Given problem >> Pull out every line of the listing below where "doivent" appears.

★ ★ ★ ★ ★

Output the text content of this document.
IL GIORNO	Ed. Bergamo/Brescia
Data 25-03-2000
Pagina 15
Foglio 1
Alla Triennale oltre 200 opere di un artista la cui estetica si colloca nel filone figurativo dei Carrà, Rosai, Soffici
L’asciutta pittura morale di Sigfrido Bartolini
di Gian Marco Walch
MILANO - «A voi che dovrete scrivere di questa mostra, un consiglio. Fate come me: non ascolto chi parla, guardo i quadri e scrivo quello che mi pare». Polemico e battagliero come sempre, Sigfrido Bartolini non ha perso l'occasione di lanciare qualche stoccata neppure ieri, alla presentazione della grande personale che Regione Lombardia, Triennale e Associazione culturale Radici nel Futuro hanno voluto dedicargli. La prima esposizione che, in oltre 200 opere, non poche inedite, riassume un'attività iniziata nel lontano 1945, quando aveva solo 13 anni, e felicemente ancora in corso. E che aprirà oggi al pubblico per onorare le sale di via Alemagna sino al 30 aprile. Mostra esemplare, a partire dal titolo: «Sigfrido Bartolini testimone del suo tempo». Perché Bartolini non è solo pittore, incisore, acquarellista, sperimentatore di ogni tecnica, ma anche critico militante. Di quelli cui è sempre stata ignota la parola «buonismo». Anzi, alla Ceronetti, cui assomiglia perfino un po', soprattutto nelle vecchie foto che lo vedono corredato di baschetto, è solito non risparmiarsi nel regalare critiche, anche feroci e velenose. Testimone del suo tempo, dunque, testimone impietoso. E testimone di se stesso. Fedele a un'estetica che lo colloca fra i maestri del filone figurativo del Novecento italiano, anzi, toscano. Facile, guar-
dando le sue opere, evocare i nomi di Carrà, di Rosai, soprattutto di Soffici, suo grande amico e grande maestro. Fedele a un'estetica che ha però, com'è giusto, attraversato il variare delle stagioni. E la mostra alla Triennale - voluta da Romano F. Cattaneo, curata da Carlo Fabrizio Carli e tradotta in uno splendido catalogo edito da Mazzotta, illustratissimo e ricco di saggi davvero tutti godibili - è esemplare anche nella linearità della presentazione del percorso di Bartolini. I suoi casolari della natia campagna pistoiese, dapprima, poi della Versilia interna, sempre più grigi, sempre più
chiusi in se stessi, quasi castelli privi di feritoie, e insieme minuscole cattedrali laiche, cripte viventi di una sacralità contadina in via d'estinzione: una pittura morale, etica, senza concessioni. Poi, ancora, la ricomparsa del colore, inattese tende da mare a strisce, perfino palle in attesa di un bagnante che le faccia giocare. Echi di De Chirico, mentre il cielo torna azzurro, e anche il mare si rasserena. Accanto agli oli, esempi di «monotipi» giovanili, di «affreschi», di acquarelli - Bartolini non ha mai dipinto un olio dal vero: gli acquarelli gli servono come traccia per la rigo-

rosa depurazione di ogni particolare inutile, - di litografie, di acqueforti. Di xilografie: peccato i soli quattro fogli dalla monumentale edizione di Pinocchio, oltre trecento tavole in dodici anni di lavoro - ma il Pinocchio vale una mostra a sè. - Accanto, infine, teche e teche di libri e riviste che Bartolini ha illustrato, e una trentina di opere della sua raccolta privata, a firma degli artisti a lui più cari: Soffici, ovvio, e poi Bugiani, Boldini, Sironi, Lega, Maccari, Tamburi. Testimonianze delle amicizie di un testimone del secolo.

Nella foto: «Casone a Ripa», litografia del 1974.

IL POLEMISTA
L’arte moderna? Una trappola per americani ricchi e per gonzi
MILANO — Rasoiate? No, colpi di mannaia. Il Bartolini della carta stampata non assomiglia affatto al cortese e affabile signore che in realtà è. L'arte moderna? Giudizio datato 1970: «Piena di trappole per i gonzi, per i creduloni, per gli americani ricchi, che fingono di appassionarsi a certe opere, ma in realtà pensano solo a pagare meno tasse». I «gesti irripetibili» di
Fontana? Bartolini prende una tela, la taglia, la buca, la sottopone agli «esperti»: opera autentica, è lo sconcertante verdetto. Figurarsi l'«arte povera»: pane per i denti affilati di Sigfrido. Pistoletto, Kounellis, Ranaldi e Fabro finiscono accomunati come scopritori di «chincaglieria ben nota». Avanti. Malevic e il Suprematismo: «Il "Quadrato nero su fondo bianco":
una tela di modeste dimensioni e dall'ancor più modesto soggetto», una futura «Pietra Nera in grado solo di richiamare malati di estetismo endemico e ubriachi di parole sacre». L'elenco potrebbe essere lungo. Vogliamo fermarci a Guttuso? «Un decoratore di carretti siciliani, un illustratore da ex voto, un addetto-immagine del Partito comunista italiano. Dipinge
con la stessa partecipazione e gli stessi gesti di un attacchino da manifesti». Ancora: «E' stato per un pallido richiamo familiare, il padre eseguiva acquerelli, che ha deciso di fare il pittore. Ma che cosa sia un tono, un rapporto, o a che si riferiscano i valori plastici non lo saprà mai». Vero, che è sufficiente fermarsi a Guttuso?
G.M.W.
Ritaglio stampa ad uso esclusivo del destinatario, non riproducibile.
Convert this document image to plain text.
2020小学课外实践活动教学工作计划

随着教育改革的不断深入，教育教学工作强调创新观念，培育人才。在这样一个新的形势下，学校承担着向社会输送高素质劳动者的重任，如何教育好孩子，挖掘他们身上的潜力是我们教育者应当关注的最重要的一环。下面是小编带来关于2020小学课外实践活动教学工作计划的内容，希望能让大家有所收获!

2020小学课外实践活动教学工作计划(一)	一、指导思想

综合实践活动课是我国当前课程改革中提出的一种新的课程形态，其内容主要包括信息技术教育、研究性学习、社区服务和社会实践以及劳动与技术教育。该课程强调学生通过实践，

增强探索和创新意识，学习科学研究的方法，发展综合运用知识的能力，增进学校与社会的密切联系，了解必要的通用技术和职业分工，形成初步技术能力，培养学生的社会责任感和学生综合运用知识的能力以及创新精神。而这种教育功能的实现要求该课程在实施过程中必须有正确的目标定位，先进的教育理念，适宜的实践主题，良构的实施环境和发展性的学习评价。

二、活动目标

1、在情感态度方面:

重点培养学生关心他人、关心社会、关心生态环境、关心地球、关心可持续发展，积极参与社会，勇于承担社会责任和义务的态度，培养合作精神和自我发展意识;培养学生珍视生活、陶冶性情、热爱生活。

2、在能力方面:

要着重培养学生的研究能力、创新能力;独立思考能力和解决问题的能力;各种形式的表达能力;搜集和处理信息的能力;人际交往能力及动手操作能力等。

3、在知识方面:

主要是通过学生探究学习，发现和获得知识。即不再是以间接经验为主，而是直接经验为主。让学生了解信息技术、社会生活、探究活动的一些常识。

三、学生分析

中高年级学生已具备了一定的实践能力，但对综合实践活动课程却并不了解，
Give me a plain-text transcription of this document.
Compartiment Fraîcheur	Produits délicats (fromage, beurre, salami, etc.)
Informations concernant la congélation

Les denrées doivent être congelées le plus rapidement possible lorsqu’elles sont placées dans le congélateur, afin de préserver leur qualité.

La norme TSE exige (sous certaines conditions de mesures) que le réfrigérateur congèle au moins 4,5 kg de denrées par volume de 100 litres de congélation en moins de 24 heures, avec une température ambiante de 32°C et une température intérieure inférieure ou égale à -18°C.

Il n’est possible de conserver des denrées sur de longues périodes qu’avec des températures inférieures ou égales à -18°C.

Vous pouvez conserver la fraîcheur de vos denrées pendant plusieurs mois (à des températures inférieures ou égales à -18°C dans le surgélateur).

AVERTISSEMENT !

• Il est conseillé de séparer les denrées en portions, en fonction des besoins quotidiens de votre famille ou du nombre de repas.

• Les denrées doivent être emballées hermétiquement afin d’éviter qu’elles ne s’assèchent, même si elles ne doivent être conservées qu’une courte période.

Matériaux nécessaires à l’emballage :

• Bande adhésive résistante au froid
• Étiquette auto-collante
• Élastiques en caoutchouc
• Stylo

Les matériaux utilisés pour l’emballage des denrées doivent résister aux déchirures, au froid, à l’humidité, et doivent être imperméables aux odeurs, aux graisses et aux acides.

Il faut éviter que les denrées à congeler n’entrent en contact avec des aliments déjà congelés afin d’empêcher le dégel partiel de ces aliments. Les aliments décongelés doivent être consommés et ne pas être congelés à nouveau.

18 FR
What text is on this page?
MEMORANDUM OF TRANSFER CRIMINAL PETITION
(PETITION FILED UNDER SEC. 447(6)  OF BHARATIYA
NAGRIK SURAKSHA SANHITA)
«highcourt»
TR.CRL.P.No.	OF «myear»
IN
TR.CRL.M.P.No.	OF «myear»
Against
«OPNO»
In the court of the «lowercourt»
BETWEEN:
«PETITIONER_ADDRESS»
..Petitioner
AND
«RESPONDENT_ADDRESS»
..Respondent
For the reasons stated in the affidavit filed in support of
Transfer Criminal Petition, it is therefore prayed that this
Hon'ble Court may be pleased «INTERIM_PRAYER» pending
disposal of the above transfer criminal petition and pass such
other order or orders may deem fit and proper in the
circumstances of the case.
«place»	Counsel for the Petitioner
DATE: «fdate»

★ ★ ★ ★ ★

Complete output >>
Les denrées doivent être congelées le plus rapidement possible lorsqu’elles sont placées dans le congélateur, afin de préserver leur qualité.
• Les denrées doivent être emballées hermétiquement afin d’éviter qu’elles ne s’assèchent, même si elles ne doivent être conservées qu’une courte période.
Les matériaux utilisés pour l’emballage des denrées doivent résister aux déchirures, au froid, à l’humidité, et doivent être imperméables aux odeurs, aux graisses et aux acides.
Il faut éviter que les denrées à congeler n’entrent en contact avec des aliments déjà congelés afin d’empêcher le dégel partiel de ces aliments. Les aliments décongelés doivent être consommés et ne pas être congelés à nouveau.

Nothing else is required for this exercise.